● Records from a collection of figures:
•••••

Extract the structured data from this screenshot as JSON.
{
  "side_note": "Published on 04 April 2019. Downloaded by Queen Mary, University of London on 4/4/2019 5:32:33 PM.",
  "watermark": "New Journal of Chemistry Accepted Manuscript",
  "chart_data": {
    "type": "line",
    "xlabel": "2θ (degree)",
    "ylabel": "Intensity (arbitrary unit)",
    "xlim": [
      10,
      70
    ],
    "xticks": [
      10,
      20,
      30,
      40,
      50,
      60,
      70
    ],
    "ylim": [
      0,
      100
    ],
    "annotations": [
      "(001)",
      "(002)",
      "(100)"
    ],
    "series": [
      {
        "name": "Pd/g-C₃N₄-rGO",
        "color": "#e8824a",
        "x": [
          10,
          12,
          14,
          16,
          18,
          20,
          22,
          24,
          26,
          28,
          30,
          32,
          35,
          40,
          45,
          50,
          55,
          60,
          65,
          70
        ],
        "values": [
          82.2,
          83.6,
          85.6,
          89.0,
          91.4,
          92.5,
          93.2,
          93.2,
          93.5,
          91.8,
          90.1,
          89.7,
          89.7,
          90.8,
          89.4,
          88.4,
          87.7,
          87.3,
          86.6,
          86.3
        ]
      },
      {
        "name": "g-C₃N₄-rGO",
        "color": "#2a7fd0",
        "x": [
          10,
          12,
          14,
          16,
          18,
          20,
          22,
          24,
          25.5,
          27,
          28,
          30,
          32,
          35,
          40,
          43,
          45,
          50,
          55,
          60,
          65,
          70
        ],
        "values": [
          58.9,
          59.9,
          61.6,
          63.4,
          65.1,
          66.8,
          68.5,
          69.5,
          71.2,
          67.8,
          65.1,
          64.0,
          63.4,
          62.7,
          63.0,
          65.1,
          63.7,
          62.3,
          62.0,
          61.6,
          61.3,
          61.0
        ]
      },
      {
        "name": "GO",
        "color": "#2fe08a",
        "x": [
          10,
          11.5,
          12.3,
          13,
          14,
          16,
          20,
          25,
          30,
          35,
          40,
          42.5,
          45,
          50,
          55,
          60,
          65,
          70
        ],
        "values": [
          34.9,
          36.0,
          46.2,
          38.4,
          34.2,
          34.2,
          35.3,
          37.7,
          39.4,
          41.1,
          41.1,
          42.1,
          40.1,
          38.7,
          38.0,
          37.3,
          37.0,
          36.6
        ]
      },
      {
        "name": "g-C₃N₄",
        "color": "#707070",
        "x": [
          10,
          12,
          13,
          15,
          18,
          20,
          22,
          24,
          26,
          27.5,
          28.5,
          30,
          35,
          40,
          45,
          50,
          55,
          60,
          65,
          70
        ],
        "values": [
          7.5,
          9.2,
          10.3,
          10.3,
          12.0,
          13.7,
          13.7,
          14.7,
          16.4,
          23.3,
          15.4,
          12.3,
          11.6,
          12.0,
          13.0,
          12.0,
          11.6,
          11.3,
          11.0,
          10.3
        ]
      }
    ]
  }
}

•••••

● WRITTEN REQUEST: Set down the entries verbatim, leaving none out.

● SOLUTION TO THE EXERCISE:
Extract the structured data from this screenshot as JSON.
{
  "side_note": "Published on 04 April 2019. Downloaded by Queen Mary, University of London on 4/4/2019 5:32:33 PM.",
  "watermark": "New Journal of Chemistry Accepted Manuscript",
  "chart_data": {
    "type": "line",
    "xlabel": "2θ (degree)",
    "ylabel": "Intensity (arbitrary unit)",
    "xlim": [
      10,
      70
    ],
    "xticks": [
      10,
      20,
      30,
      40,
      50,
      60,
      70
    ],
    "ylim": [
      0,
      100
    ],
    "annotations": [
      "(001)",
      "(002)",
      "(100)"
    ],
    "series": [
      {
        "name": "Pd/g-C₃N₄-rGO",
        "color": "#e8824a",
        "x": [
          10,
          12,
          14,
          16,
          18,
          20,
          22,
          24,
          26,
          28,
          30,
          32,
          35,
          40,
          45,
          50,
          55,
          60,
          65,
          70
        ],
        "values": [
          82.2,
          83.6,
          85.6,
          89.0,
          91.4,
          92.5,
          93.2,
          93.2,
          93.5,
          91.8,
          90.1,
          89.7,
          89.7,
          90.8,
          89.4,
          88.4,
          87.7,
          87.3,
          86.6,
          86.3
        ]
      },
      {
        "name": "g-C₃N₄-rGO",
        "color": "#2a7fd0",
        "x": [
          10,
          12,
          14,
          16,
          18,
          20,
          22,
          24,
          25.5,
          27,
          28,
          30,
          32,
          35,
          40,
          43,
          45,
          50,
          55,
          60,
          65,
          70
        ],
        "values": [
          58.9,
          59.9,
          61.6,
          63.4,
          65.1,
          66.8,
          68.5,
          69.5,
          71.2,
          67.8,
          65.1,
          64.0,
          63.4,
          62.7,
          63.0,
          65.1,
          63.7,
          62.3,
          62.0,
          61.6,
          61.3,
          61.0
        ]
      },
      {
        "name": "GO",
        "color": "#2fe08a",
        "x": [
          10,
          11.5,
          12.3,
          13,
          14,
          16,
          20,
          25,
          30,
          35,
          40,
          42.5,
          45,
          50,
          55,
          60,
          65,
          70
        ],
        "values": [
          34.9,
          36.0,
          46.2,
          38.4,
          34.2,
          34.2,
          35.3,
          37.7,
          39.4,
          41.1,
          41.1,
          42.1,
          40.1,
          38.7,
          38.0,
          37.3,
          37.0,
          36.6
        ]
      },
      {
        "name": "g-C₃N₄",
        "color": "#707070",
        "x": [
          10,
          12,
          13,
          15,
          18,
          20,
          22,
          24,
          26,
          27.5,
          28.5,
          30,
          35,
          40,
          45,
          50,
          55,
          60,
          65,
          70
        ],
        "values": [
          7.5,
          9.2,
          10.3,
          10.3,
          12.0,
          13.7,
          13.7,
          14.7,
          16.4,
          23.3,
          15.4,
          12.3,
          11.6,
          12.0,
          13.0,
          12.0,
          11.6,
          11.3,
          11.0,
          10.3
        ]
      }
    ]
  }
}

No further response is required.